◆ **What to produce**:
From the line containing "Output a JSON" down to the final line of the entries below, quote every line verbatim. Exclude pictures.

◆ **Information given**:
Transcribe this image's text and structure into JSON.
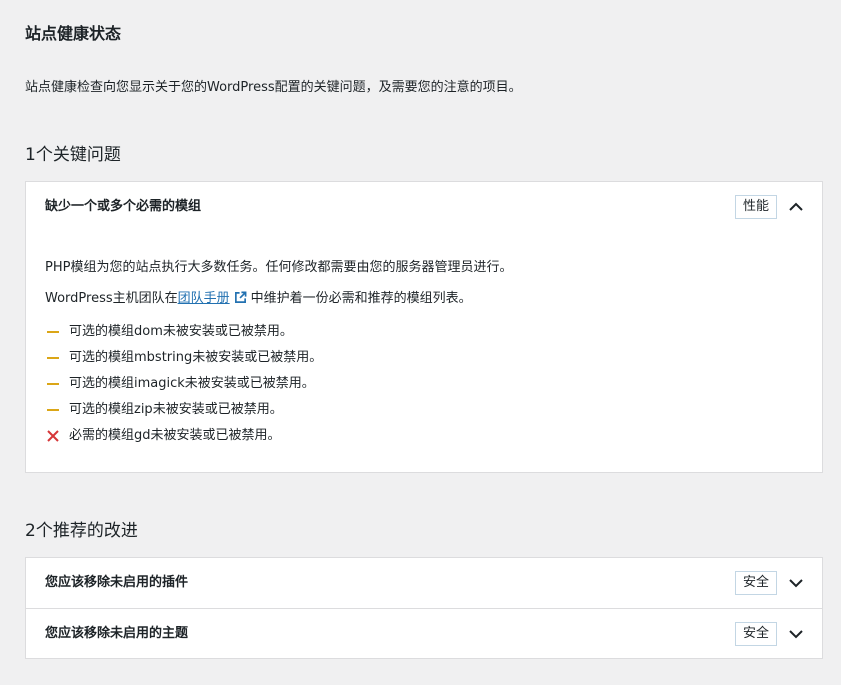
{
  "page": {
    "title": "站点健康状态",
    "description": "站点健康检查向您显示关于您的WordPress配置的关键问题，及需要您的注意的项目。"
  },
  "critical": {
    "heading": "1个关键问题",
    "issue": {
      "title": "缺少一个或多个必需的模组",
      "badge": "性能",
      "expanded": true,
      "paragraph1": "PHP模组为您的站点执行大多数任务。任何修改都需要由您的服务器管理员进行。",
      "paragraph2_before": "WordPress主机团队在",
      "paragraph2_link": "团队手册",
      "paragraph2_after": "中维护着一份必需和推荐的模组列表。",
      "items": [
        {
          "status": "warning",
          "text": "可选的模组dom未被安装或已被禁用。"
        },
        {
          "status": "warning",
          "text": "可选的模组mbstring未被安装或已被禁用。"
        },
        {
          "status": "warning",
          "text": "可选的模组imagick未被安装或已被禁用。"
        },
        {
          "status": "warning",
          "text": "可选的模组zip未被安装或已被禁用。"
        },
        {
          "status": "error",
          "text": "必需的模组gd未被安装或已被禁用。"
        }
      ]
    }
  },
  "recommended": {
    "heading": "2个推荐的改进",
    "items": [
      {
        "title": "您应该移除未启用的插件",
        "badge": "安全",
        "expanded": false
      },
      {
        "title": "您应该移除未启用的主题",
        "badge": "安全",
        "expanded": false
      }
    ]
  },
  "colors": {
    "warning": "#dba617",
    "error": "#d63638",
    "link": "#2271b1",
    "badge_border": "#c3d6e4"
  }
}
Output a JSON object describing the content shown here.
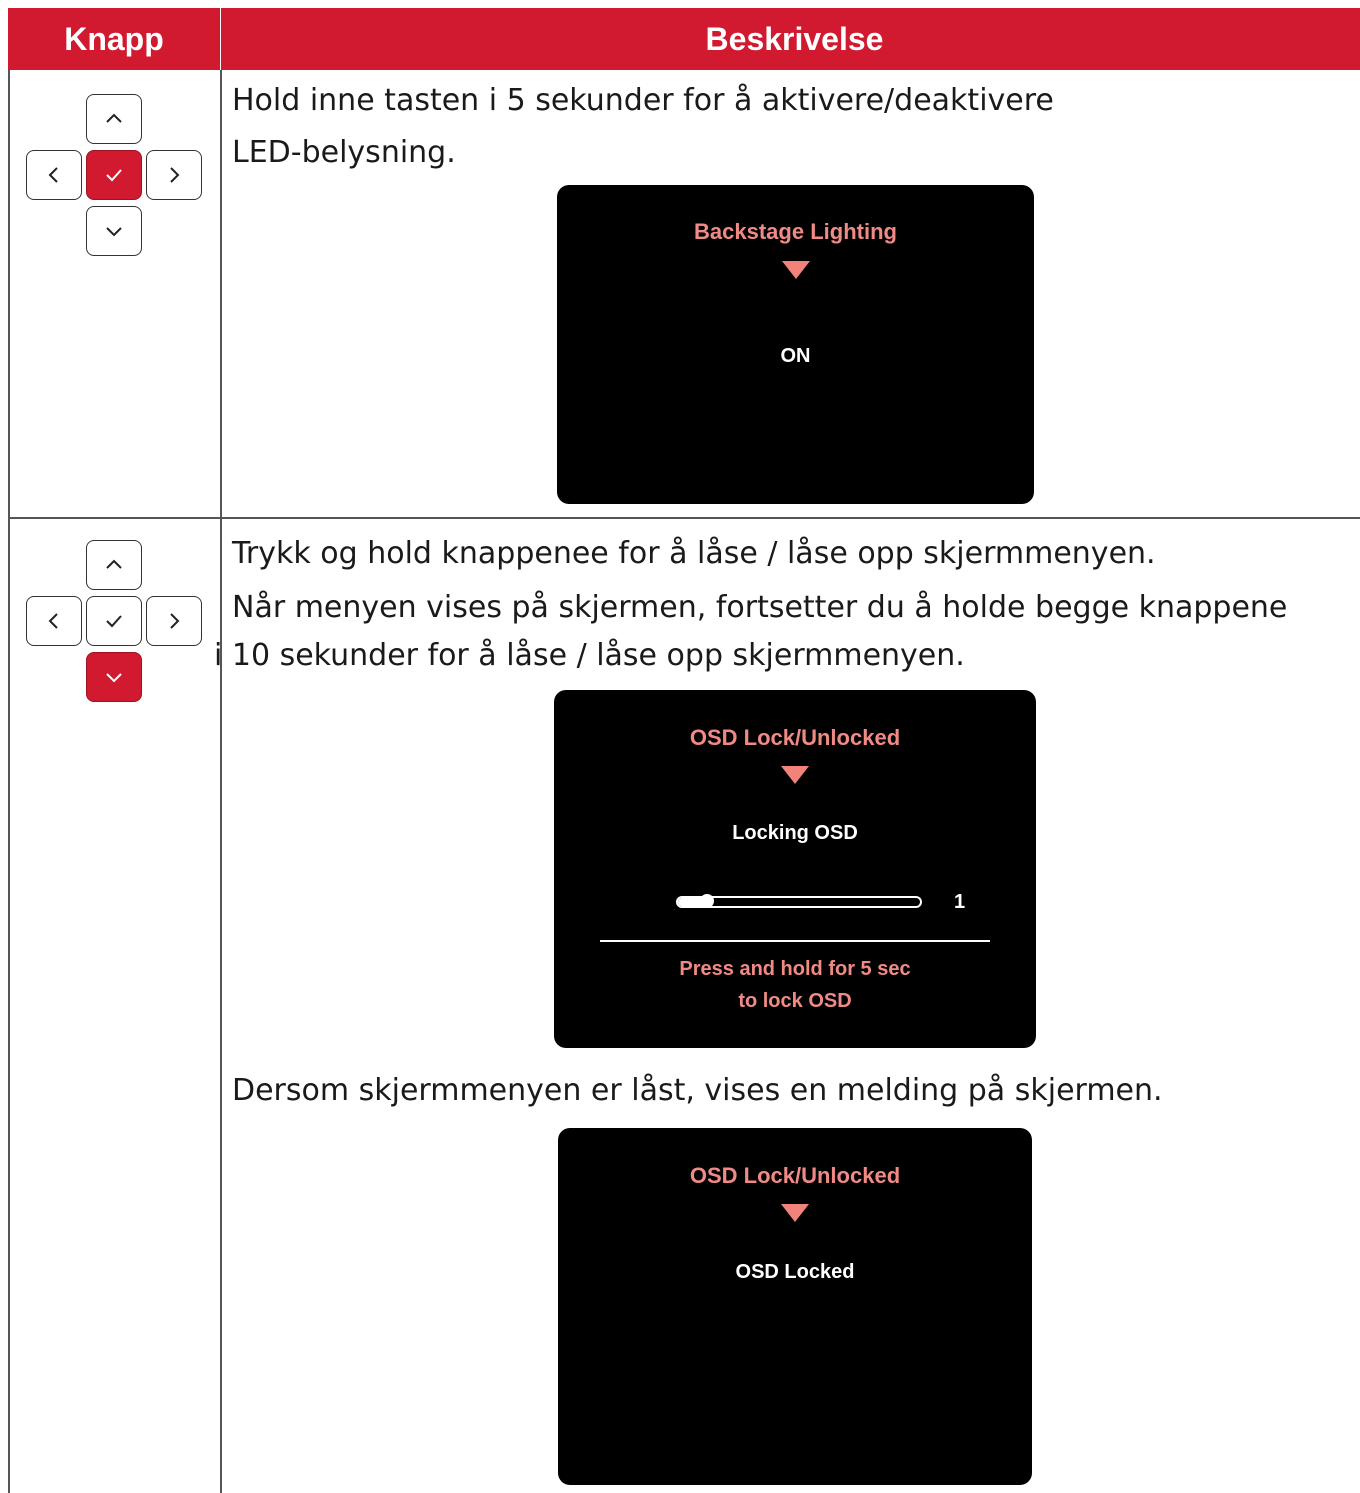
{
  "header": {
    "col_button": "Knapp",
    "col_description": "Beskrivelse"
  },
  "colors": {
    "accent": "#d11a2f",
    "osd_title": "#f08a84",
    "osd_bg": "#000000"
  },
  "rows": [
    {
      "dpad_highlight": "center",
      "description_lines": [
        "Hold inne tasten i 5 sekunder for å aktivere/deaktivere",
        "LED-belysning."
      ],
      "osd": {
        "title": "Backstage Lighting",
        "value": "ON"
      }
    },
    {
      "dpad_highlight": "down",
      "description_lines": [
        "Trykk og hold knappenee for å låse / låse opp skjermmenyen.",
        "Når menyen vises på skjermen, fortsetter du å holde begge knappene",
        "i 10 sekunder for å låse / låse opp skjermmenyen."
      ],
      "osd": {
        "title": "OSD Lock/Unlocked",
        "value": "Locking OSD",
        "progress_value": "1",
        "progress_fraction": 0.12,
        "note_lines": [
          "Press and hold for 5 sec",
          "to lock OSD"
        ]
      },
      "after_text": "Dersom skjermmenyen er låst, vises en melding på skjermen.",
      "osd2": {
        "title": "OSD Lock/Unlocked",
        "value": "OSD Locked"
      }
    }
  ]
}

◆ **Task solution**:
Output a JSON object describing the content shown here.
{
  "header": {
    "col_button": "Knapp",
    "col_description": "Beskrivelse"
  },
  "colors": {
    "accent": "#d11a2f",
    "osd_title": "#f08a84",
    "osd_bg": "#000000"
  },
  "rows": [
    {
      "dpad_highlight": "center",
      "description_lines": [
        "Hold inne tasten i 5 sekunder for å aktivere/deaktivere",
        "LED-belysning."
      ],
      "osd": {
        "title": "Backstage Lighting",
        "value": "ON"
      }
    },
    {
      "dpad_highlight": "down",
      "description_lines": [
        "Trykk og hold knappenee for å låse / låse opp skjermmenyen.",
        "Når menyen vises på skjermen, fortsetter du å holde begge knappene",
        "i 10 sekunder for å låse / låse opp skjermmenyen."
      ],
      "osd": {
        "title": "OSD Lock/Unlocked",
        "value": "Locking OSD",
        "progress_value": "1",
        "progress_fraction": 0.12,
        "note_lines": [
          "Press and hold for 5 sec",
          "to lock OSD"
        ]
      },
      "after_text": "Dersom skjermmenyen er låst, vises en melding på skjermen.",
      "osd2": {
        "title": "OSD Lock/Unlocked",
        "value": "OSD Locked"
      }
    }
  ]
}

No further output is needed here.